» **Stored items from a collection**
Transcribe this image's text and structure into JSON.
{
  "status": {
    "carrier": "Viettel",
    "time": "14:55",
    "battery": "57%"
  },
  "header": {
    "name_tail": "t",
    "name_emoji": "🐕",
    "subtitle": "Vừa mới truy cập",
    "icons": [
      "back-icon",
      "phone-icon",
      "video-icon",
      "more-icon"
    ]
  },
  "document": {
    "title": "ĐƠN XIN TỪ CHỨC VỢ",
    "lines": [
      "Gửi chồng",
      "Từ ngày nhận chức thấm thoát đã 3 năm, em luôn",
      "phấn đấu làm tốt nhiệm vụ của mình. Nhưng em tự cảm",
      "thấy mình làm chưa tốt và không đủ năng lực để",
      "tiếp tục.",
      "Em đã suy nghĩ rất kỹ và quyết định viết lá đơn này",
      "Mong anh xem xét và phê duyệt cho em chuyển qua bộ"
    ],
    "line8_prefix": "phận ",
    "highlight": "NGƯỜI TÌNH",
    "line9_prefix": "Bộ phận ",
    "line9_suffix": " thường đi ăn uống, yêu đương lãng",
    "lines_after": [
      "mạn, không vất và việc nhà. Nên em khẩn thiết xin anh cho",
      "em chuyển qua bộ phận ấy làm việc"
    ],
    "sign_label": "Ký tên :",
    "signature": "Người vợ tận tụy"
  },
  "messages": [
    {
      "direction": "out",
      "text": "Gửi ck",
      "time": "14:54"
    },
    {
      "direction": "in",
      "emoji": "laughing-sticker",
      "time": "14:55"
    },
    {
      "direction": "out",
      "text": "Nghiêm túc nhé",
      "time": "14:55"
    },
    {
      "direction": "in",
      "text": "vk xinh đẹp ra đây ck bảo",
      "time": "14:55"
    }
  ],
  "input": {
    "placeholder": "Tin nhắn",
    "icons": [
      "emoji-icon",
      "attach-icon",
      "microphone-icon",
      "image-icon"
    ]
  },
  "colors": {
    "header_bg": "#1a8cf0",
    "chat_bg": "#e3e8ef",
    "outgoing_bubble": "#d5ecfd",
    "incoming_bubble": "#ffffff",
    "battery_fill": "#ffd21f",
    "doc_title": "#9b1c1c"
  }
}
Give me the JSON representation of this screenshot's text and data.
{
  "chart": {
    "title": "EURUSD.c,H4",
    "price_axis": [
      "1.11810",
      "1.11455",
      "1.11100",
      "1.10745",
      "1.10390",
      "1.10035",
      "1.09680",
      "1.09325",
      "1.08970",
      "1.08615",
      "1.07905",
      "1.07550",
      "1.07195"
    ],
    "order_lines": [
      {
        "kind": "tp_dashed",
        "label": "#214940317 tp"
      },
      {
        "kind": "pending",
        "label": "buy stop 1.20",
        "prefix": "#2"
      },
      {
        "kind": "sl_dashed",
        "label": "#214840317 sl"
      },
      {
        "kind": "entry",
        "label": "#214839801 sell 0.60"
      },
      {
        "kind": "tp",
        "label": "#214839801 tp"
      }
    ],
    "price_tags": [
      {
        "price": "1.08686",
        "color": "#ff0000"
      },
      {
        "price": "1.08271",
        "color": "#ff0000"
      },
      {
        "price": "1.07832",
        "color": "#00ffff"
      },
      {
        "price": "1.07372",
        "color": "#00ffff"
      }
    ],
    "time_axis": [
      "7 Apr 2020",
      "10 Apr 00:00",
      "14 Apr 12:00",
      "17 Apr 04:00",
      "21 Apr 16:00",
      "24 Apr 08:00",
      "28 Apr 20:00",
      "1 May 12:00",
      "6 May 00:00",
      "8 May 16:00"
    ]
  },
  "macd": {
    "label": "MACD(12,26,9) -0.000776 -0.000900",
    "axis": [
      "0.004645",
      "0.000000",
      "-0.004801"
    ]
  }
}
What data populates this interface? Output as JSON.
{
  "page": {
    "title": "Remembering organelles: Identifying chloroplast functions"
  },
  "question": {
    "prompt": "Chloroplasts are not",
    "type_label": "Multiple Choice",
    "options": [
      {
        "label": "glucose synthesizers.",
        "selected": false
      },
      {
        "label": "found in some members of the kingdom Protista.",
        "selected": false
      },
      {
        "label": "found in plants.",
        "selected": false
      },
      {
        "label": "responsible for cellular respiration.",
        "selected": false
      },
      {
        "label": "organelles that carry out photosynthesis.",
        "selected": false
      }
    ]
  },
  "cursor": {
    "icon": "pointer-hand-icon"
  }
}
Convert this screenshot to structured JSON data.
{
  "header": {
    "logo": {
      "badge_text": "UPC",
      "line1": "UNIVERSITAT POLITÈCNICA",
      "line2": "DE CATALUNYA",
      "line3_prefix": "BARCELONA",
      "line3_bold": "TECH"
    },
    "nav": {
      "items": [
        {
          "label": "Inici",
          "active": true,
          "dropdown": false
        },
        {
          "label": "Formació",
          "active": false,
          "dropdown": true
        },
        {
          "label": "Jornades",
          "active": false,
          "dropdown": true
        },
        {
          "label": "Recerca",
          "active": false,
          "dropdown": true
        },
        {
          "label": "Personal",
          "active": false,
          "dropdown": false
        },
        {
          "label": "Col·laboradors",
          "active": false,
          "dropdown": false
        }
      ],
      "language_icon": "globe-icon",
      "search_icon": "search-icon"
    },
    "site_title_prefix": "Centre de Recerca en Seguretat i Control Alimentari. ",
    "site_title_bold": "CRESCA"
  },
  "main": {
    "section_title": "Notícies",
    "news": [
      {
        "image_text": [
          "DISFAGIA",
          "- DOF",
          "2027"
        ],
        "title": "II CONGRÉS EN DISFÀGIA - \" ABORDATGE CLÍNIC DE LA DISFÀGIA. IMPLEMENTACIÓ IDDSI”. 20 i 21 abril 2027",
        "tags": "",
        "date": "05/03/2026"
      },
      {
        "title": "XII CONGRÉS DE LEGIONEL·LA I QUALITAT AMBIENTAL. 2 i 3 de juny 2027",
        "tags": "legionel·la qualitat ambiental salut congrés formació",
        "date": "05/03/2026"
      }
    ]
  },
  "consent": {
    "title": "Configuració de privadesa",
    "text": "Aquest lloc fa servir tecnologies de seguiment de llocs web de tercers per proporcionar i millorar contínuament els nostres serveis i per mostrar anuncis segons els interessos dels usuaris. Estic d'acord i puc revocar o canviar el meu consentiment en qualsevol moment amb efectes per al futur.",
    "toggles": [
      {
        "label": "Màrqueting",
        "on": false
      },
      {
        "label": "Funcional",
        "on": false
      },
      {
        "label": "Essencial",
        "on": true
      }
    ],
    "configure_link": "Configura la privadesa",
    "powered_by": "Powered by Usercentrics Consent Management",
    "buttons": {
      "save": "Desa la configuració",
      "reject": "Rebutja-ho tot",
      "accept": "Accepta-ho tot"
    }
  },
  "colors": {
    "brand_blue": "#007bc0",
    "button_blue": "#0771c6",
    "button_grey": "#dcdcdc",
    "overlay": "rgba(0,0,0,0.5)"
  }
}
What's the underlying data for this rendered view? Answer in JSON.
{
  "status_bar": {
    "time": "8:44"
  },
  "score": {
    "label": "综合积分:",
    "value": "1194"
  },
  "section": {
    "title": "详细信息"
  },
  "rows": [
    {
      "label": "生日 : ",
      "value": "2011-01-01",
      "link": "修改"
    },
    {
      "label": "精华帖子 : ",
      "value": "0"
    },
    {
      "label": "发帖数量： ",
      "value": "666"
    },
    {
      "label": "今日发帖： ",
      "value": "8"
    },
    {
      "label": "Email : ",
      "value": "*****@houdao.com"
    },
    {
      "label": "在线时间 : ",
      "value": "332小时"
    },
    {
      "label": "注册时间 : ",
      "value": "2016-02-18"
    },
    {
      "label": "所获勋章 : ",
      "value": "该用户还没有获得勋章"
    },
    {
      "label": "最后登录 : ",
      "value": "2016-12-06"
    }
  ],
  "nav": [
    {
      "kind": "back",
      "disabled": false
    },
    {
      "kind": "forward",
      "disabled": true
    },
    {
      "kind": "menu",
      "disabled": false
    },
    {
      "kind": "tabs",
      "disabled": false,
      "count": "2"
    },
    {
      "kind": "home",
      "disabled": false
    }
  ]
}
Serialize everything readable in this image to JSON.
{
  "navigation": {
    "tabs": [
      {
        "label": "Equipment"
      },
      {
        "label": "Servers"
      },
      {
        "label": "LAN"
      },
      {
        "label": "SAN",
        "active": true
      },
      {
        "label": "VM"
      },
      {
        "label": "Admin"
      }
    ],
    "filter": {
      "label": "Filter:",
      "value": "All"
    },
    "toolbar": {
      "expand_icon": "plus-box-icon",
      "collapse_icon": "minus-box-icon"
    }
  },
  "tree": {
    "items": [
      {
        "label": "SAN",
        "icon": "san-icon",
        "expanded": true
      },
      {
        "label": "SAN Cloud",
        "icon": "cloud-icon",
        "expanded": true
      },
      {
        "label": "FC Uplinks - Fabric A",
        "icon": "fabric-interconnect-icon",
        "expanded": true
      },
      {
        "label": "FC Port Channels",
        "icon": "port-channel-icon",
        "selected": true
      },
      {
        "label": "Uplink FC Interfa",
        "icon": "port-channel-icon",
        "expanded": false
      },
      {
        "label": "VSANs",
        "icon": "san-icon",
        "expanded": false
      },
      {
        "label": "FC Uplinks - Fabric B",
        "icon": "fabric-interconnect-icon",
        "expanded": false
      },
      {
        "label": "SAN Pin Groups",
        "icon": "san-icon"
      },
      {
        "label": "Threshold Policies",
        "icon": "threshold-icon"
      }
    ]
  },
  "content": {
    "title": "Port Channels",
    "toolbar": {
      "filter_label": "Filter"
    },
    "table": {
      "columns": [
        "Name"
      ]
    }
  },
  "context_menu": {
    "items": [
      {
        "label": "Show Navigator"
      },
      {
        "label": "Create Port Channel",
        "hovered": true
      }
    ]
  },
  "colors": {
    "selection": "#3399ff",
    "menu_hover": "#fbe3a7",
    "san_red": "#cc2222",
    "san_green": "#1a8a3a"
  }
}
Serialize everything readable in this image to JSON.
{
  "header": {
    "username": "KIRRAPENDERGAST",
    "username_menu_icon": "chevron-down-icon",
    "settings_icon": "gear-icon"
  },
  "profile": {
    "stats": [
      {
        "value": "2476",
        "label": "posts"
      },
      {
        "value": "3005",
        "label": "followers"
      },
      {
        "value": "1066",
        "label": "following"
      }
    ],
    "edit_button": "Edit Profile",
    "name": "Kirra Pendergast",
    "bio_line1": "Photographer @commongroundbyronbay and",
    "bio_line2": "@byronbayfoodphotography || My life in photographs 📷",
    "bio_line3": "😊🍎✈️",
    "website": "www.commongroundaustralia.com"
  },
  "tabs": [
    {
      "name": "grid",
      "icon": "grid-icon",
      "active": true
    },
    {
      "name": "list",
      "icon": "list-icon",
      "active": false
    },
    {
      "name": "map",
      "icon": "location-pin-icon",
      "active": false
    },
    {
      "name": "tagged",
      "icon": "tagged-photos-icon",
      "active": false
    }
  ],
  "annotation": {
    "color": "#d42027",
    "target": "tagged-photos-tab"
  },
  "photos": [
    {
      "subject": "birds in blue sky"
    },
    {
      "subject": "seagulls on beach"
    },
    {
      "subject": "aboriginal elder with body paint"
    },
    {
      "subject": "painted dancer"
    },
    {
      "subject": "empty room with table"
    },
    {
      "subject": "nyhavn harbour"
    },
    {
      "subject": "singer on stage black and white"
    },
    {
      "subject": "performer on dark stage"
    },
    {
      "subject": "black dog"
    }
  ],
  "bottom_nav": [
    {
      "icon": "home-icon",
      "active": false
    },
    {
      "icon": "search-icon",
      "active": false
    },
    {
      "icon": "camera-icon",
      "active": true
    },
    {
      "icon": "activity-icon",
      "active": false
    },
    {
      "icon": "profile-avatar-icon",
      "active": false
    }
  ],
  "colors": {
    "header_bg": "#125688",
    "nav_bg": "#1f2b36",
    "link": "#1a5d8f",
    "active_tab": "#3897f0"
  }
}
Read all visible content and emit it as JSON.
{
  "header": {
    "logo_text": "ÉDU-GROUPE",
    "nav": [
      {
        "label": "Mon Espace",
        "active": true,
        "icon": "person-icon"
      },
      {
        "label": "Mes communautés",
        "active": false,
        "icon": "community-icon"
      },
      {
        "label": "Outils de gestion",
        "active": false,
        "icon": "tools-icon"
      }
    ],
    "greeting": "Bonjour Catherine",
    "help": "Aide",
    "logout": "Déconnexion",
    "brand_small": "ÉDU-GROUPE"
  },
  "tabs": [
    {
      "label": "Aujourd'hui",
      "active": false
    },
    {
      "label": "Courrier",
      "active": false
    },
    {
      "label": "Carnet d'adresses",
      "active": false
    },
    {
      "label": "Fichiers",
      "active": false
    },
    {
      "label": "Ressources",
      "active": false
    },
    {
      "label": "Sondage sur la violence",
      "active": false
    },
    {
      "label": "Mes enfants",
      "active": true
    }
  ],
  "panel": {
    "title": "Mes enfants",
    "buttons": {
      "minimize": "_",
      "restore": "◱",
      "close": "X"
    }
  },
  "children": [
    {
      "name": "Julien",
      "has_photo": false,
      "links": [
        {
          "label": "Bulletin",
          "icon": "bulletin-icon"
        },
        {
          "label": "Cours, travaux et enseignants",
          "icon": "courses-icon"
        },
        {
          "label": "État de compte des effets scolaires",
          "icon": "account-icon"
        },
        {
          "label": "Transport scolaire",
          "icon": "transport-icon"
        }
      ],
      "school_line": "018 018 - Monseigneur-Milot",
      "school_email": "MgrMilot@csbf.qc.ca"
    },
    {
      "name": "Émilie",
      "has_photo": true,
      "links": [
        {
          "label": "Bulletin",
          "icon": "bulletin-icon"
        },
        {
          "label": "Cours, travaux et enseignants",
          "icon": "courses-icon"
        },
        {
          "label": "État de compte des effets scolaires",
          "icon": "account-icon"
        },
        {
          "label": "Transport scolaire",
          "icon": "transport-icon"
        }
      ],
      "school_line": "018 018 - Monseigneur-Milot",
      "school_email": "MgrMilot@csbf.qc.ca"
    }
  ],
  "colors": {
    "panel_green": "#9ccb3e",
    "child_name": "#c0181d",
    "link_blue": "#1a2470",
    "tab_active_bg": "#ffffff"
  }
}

» **THE PROBLEM**
Identify each line containing the string "Channels" and copy it out.

» **THE ANSWER**
        "label": "FC Port Channels",
    "title": "Port Channels",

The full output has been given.